• _What to produce_
Return the material word for word. Do not include pictures.
▼
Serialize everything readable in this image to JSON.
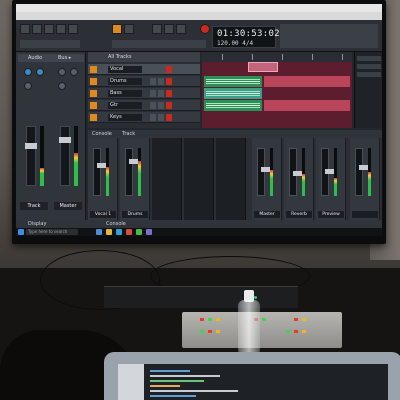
{
  "window": {
    "title_bar_text": "",
    "menu_items": [
      "",
      "",
      "",
      "",
      "",
      "",
      "",
      ""
    ]
  },
  "transport": {
    "time": "01:30:53:02",
    "tempo": "120.00  4/4"
  },
  "inspector": {
    "tabs": [
      "Audio",
      "Bus ▸"
    ],
    "track_label": "Track",
    "output_label": "Master"
  },
  "tracks": {
    "view_tab": "All Tracks",
    "items": [
      {
        "name": "Vocal"
      },
      {
        "name": "Drums"
      },
      {
        "name": "Bass"
      },
      {
        "name": "Gtr"
      },
      {
        "name": "Keys"
      }
    ]
  },
  "console": {
    "tabs": [
      "Console",
      "Track"
    ],
    "strips": [
      {
        "label": "Vocal 1",
        "level": 0.6
      },
      {
        "label": "Drums",
        "level": 0.72
      },
      {
        "label": "",
        "level": 0
      },
      {
        "label": "",
        "level": 0
      },
      {
        "label": "",
        "level": 0
      },
      {
        "label": "Master",
        "level": 0.55
      },
      {
        "label": "Reverb",
        "level": 0.45
      },
      {
        "label": "Preview",
        "level": 0.38
      },
      {
        "label": "",
        "level": 0.5
      }
    ]
  },
  "status": {
    "left": "Display",
    "center": "Console"
  },
  "taskbar": {
    "search_placeholder": "Type here to search",
    "clock": ""
  },
  "colors": {
    "accent_orange": "#e08a1e",
    "record_red": "#c92a1e",
    "clip_green": "#2c8f58",
    "clip_pink": "#b9455a"
  }
}
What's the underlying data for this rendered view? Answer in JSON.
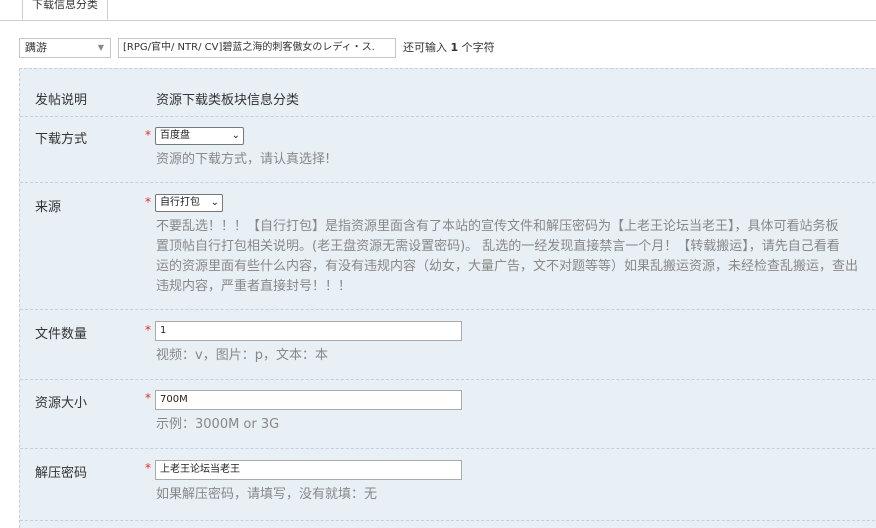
▲
• _Finished task_
Serialize everything readable in this image to JSON.
{
  "window": {
    "title_bar_text": "",
    "menu_items": [
      "",
      "",
      "",
      "",
      "",
      "",
      "",
      ""
    ]
  },
  "transport": {
    "time": "01:30:53:02",
    "tempo": "120.00  4/4"
  },
  "inspector": {
    "tabs": [
      "Audio",
      "Bus ▸"
    ],
    "track_label": "Track",
    "output_label": "Master"
  },
  "tracks": {
    "view_tab": "All Tracks",
    "items": [
      {
        "name": "Vocal"
      },
      {
        "name": "Drums"
      },
      {
        "name": "Bass"
      },
      {
        "name": "Gtr"
      },
      {
        "name": "Keys"
      }
    ]
  },
  "console": {
    "tabs": [
      "Console",
      "Track"
    ],
    "strips": [
      {
        "label": "Vocal 1",
        "level": 0.6
      },
      {
        "label": "Drums",
        "level": 0.72
      },
      {
        "label": "",
        "level": 0
      },
      {
        "label": "",
        "level": 0
      },
      {
        "label": "",
        "level": 0
      },
      {
        "label": "Master",
        "level": 0.55
      },
      {
        "label": "Reverb",
        "level": 0.45
      },
      {
        "label": "Preview",
        "level": 0.38
      },
      {
        "label": "",
        "level": 0.5
      }
    ]
  },
  "status": {
    "left": "Display",
    "center": "Console"
  },
  "taskbar": {
    "search_placeholder": "Type here to search",
    "clock": ""
  },
  "colors": {
    "accent_orange": "#e08a1e",
    "record_red": "#c92a1e",
    "clip_green": "#2c8f58",
    "clip_pink": "#b9455a"
  }
}
What's the underlying data for this rendered view? Answer in JSON.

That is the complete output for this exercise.